Records contained in a dataset =>
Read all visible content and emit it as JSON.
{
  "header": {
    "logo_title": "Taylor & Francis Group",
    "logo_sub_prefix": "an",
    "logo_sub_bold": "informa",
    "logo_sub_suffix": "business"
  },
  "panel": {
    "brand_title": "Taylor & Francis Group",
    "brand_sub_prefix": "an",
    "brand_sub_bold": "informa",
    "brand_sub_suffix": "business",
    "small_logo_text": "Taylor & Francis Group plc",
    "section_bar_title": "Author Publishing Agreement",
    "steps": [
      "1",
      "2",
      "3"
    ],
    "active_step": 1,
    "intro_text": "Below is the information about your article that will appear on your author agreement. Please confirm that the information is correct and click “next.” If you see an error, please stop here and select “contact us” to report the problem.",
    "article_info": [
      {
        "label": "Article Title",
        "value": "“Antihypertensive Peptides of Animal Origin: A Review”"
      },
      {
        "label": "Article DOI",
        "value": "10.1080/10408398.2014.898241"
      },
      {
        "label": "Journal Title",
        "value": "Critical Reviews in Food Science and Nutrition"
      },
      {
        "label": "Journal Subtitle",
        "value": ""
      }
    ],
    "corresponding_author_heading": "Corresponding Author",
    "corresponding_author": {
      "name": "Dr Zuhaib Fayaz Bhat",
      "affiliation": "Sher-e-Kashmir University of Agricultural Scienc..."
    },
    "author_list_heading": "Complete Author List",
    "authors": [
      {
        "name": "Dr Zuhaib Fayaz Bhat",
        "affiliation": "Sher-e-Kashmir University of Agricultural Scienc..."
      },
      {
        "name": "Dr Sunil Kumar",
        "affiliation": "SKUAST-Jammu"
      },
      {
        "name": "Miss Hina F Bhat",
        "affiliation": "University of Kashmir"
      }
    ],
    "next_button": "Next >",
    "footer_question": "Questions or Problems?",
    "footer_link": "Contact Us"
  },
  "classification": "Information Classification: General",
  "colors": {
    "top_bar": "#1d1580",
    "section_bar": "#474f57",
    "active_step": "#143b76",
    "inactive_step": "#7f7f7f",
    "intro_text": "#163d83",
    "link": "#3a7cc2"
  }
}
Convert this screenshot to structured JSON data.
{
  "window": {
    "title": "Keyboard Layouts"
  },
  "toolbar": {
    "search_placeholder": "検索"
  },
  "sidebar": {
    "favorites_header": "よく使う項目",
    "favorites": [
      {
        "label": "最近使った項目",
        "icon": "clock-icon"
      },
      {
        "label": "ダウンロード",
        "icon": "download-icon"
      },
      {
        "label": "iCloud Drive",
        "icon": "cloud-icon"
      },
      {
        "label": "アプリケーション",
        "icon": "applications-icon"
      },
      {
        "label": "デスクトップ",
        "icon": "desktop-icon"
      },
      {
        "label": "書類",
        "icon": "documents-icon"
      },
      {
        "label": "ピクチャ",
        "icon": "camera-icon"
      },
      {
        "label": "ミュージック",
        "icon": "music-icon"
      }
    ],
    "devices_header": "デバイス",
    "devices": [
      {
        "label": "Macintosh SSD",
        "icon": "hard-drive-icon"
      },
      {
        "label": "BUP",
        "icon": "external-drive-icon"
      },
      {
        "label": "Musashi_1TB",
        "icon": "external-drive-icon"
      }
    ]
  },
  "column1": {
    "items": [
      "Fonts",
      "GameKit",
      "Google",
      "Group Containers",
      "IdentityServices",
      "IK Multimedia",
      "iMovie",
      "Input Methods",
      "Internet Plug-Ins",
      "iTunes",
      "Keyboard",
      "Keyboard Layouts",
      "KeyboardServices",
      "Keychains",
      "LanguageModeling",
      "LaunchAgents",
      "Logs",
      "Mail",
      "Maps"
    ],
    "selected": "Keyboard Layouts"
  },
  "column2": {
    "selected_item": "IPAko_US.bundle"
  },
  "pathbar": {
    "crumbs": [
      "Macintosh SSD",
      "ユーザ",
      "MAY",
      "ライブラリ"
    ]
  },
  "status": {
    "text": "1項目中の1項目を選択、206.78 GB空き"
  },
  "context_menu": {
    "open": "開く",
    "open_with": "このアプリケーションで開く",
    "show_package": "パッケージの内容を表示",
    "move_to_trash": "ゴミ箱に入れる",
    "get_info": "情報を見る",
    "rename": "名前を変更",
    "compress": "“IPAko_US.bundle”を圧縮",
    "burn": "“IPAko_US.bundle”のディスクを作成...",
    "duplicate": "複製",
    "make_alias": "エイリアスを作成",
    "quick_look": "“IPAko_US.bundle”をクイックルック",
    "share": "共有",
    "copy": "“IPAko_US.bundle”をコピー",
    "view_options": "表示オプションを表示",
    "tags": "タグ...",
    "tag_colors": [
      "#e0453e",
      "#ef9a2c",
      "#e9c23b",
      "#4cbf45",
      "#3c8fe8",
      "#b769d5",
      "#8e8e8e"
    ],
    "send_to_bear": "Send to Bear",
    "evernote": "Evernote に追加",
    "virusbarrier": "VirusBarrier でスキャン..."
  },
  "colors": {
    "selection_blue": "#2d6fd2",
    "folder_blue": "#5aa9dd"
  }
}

Description of the task =>
The entries above should be copied out exactly, with none left out.

Result of this exercise =>
Read all visible content and emit it as JSON.
{
  "header": {
    "logo_title": "Taylor & Francis Group",
    "logo_sub_prefix": "an",
    "logo_sub_bold": "informa",
    "logo_sub_suffix": "business"
  },
  "panel": {
    "brand_title": "Taylor & Francis Group",
    "brand_sub_prefix": "an",
    "brand_sub_bold": "informa",
    "brand_sub_suffix": "business",
    "small_logo_text": "Taylor & Francis Group plc",
    "section_bar_title": "Author Publishing Agreement",
    "steps": [
      "1",
      "2",
      "3"
    ],
    "active_step": 1,
    "intro_text": "Below is the information about your article that will appear on your author agreement. Please confirm that the information is correct and click “next.” If you see an error, please stop here and select “contact us” to report the problem.",
    "article_info": [
      {
        "label": "Article Title",
        "value": "“Antihypertensive Peptides of Animal Origin: A Review”"
      },
      {
        "label": "Article DOI",
        "value": "10.1080/10408398.2014.898241"
      },
      {
        "label": "Journal Title",
        "value": "Critical Reviews in Food Science and Nutrition"
      },
      {
        "label": "Journal Subtitle",
        "value": ""
      }
    ],
    "corresponding_author_heading": "Corresponding Author",
    "corresponding_author": {
      "name": "Dr Zuhaib Fayaz Bhat",
      "affiliation": "Sher-e-Kashmir University of Agricultural Scienc..."
    },
    "author_list_heading": "Complete Author List",
    "authors": [
      {
        "name": "Dr Zuhaib Fayaz Bhat",
        "affiliation": "Sher-e-Kashmir University of Agricultural Scienc..."
      },
      {
        "name": "Dr Sunil Kumar",
        "affiliation": "SKUAST-Jammu"
      },
      {
        "name": "Miss Hina F Bhat",
        "affiliation": "University of Kashmir"
      }
    ],
    "next_button": "Next >",
    "footer_question": "Questions or Problems?",
    "footer_link": "Contact Us"
  },
  "classification": "Information Classification: General",
  "colors": {
    "top_bar": "#1d1580",
    "section_bar": "#474f57",
    "active_step": "#143b76",
    "inactive_step": "#7f7f7f",
    "intro_text": "#163d83",
    "link": "#3a7cc2"
  }
}
Convert this screenshot to structured JSON data.
{
  "window": {
    "title": "Keyboard Layouts"
  },
  "toolbar": {
    "search_placeholder": "検索"
  },
  "sidebar": {
    "favorites_header": "よく使う項目",
    "favorites": [
      {
        "label": "最近使った項目",
        "icon": "clock-icon"
      },
      {
        "label": "ダウンロード",
        "icon": "download-icon"
      },
      {
        "label": "iCloud Drive",
        "icon": "cloud-icon"
      },
      {
        "label": "アプリケーション",
        "icon": "applications-icon"
      },
      {
        "label": "デスクトップ",
        "icon": "desktop-icon"
      },
      {
        "label": "書類",
        "icon": "documents-icon"
      },
      {
        "label": "ピクチャ",
        "icon": "camera-icon"
      },
      {
        "label": "ミュージック",
        "icon": "music-icon"
      }
    ],
    "devices_header": "デバイス",
    "devices": [
      {
        "label": "Macintosh SSD",
        "icon": "hard-drive-icon"
      },
      {
        "label": "BUP",
        "icon": "external-drive-icon"
      },
      {
        "label": "Musashi_1TB",
        "icon": "external-drive-icon"
      }
    ]
  },
  "column1": {
    "items": [
      "Fonts",
      "GameKit",
      "Google",
      "Group Containers",
      "IdentityServices",
      "IK Multimedia",
      "iMovie",
      "Input Methods",
      "Internet Plug-Ins",
      "iTunes",
      "Keyboard",
      "Keyboard Layouts",
      "KeyboardServices",
      "Keychains",
      "LanguageModeling",
      "LaunchAgents",
      "Logs",
      "Mail",
      "Maps"
    ],
    "selected": "Keyboard Layouts"
  },
  "column2": {
    "selected_item": "IPAko_US.bundle"
  },
  "pathbar": {
    "crumbs": [
      "Macintosh SSD",
      "ユーザ",
      "MAY",
      "ライブラリ"
    ]
  },
  "status": {
    "text": "1項目中の1項目を選択、206.78 GB空き"
  },
  "context_menu": {
    "open": "開く",
    "open_with": "このアプリケーションで開く",
    "show_package": "パッケージの内容を表示",
    "move_to_trash": "ゴミ箱に入れる",
    "get_info": "情報を見る",
    "rename": "名前を変更",
    "compress": "“IPAko_US.bundle”を圧縮",
    "burn": "“IPAko_US.bundle”のディスクを作成...",
    "duplicate": "複製",
    "make_alias": "エイリアスを作成",
    "quick_look": "“IPAko_US.bundle”をクイックルック",
    "share": "共有",
    "copy": "“IPAko_US.bundle”をコピー",
    "view_options": "表示オプションを表示",
    "tags": "タグ...",
    "tag_colors": [
      "#e0453e",
      "#ef9a2c",
      "#e9c23b",
      "#4cbf45",
      "#3c8fe8",
      "#b769d5",
      "#8e8e8e"
    ],
    "send_to_bear": "Send to Bear",
    "evernote": "Evernote に追加",
    "virusbarrier": "VirusBarrier でスキャン..."
  },
  "colors": {
    "selection_blue": "#2d6fd2",
    "folder_blue": "#5aa9dd"
  }
}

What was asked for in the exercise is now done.